= The problem =
Return all of the data exactly as written, without the pictures.
════
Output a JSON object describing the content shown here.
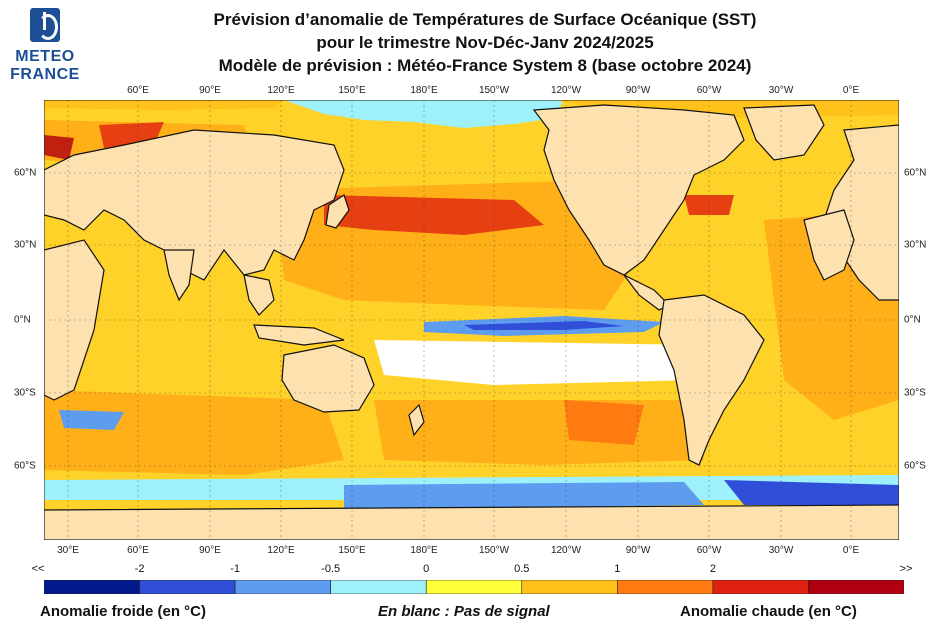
{
  "logo": {
    "line1": "METEO",
    "line2": "FRANCE"
  },
  "title": {
    "line1": "Prévision d’anomalie de Températures de Surface Océanique (SST)",
    "line2": "pour le trimestre Nov-Déc-Janv 2024/2025",
    "line3": "Modèle de prévision : Météo-France System 8 (base octobre 2024)"
  },
  "top_lon_labels": [
    "60°E",
    "90°E",
    "120°E",
    "150°E",
    "180°E",
    "150°W",
    "120°W",
    "90°W",
    "60°W",
    "30°W",
    "0°E"
  ],
  "bottom_lon_labels": [
    "30°E",
    "60°E",
    "90°E",
    "120°E",
    "150°E",
    "180°E",
    "150°W",
    "120°W",
    "90°W",
    "60°W",
    "30°W",
    "0°E"
  ],
  "lat_labels": [
    "60°N",
    "30°N",
    "0°N",
    "30°S",
    "60°S"
  ],
  "colorbar": {
    "colors": [
      "#001a8c",
      "#2f4fd8",
      "#5e9cf0",
      "#9ef0fa",
      "#ffff3a",
      "#ffc21a",
      "#ff7a10",
      "#e02010",
      "#b00010"
    ],
    "tick_labels": [
      "<<",
      "-2",
      "-1",
      "-0.5",
      "0",
      "0.5",
      "1",
      "2",
      ">>"
    ]
  },
  "map": {
    "land_color": "#fde2b0",
    "regions": [
      {
        "name": "central-pacific-cold-tongue",
        "anomaly": "-1"
      },
      {
        "name": "north-pacific-warm-blob",
        "anomaly": "2"
      },
      {
        "name": "southern-ocean-cold-band",
        "anomaly": "-1"
      }
    ]
  },
  "footer": {
    "left": "Anomalie froide (en °C)",
    "center": "En blanc : Pas de signal",
    "right": "Anomalie chaude (en °C)"
  }
}
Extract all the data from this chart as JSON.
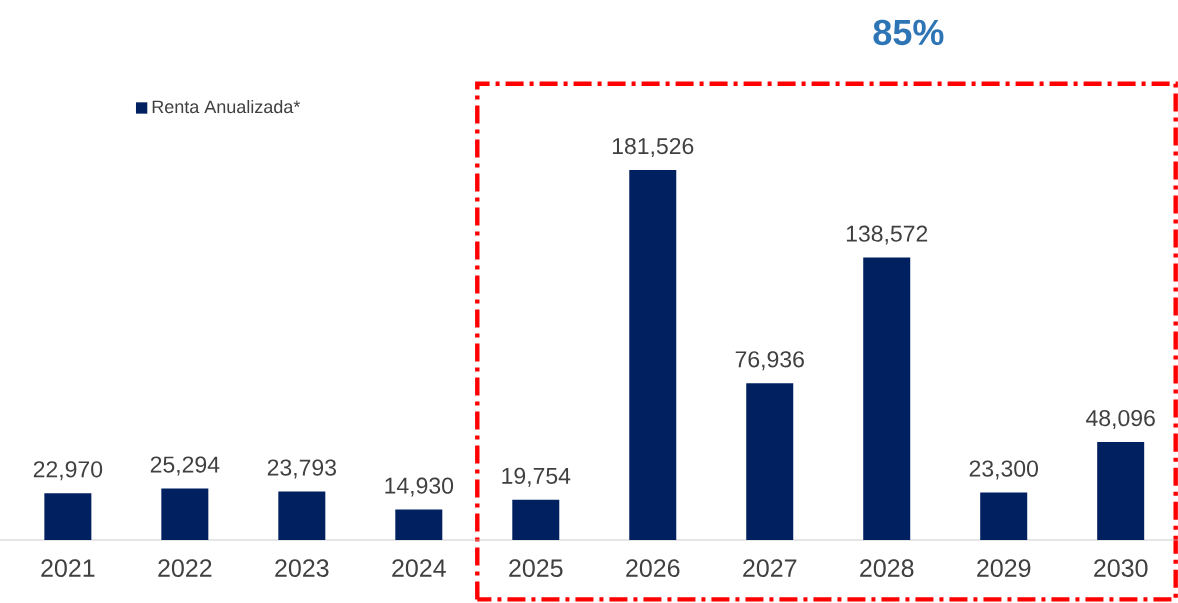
{
  "chart_data": {
    "type": "bar",
    "categories": [
      "2021",
      "2022",
      "2023",
      "2024",
      "2025",
      "2026",
      "2027",
      "2028",
      "2029",
      "2030"
    ],
    "series": [
      {
        "name": "Renta Anualizada*",
        "color": "#002060",
        "values": [
          22970,
          25294,
          23793,
          14930,
          19754,
          181526,
          76936,
          138572,
          23300,
          48096
        ],
        "value_labels": [
          "22,970",
          "25,294",
          "23,793",
          "14,930",
          "19,754",
          "181,526",
          "76,936",
          "138,572",
          "23,300",
          "48,096"
        ]
      }
    ],
    "bands": [
      {
        "axis": "x",
        "from": "2025",
        "to": "2030",
        "label": "85%",
        "color": "#ff0000"
      }
    ],
    "legend": "top left"
  }
}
════
= Answer for the task =
Output a JSON object describing the content shown here.
{
  "logo": {
    "line1": "METEO",
    "line2": "FRANCE"
  },
  "title": {
    "line1": "Prévision d’anomalie de Températures de Surface Océanique (SST)",
    "line2": "pour le trimestre Nov-Déc-Janv 2024/2025",
    "line3": "Modèle de prévision : Météo-France System 8 (base octobre 2024)"
  },
  "top_lon_labels": [
    "60°E",
    "90°E",
    "120°E",
    "150°E",
    "180°E",
    "150°W",
    "120°W",
    "90°W",
    "60°W",
    "30°W",
    "0°E"
  ],
  "bottom_lon_labels": [
    "30°E",
    "60°E",
    "90°E",
    "120°E",
    "150°E",
    "180°E",
    "150°W",
    "120°W",
    "90°W",
    "60°W",
    "30°W",
    "0°E"
  ],
  "lat_labels": [
    "60°N",
    "30°N",
    "0°N",
    "30°S",
    "60°S"
  ],
  "colorbar": {
    "colors": [
      "#001a8c",
      "#2f4fd8",
      "#5e9cf0",
      "#9ef0fa",
      "#ffff3a",
      "#ffc21a",
      "#ff7a10",
      "#e02010",
      "#b00010"
    ],
    "tick_labels": [
      "<<",
      "-2",
      "-1",
      "-0.5",
      "0",
      "0.5",
      "1",
      "2",
      ">>"
    ]
  },
  "map": {
    "land_color": "#fde2b0",
    "regions": [
      {
        "name": "central-pacific-cold-tongue",
        "anomaly": "-1"
      },
      {
        "name": "north-pacific-warm-blob",
        "anomaly": "2"
      },
      {
        "name": "southern-ocean-cold-band",
        "anomaly": "-1"
      }
    ]
  },
  "footer": {
    "left": "Anomalie froide (en °C)",
    "center": "En blanc : Pas de signal",
    "right": "Anomalie chaude (en °C)"
  }
}
Extract all the data from this chart as JSON.
{
  "chart_data": {
    "type": "bar",
    "categories": [
      "2021",
      "2022",
      "2023",
      "2024",
      "2025",
      "2026",
      "2027",
      "2028",
      "2029",
      "2030"
    ],
    "series": [
      {
        "name": "Renta Anualizada*",
        "color": "#002060",
        "values": [
          22970,
          25294,
          23793,
          14930,
          19754,
          181526,
          76936,
          138572,
          23300,
          48096
        ],
        "value_labels": [
          "22,970",
          "25,294",
          "23,793",
          "14,930",
          "19,754",
          "181,526",
          "76,936",
          "138,572",
          "23,300",
          "48,096"
        ]
      }
    ],
    "bands": [
      {
        "axis": "x",
        "from": "2025",
        "to": "2030",
        "label": "85%",
        "color": "#ff0000"
      }
    ],
    "legend": "top left"
  }
}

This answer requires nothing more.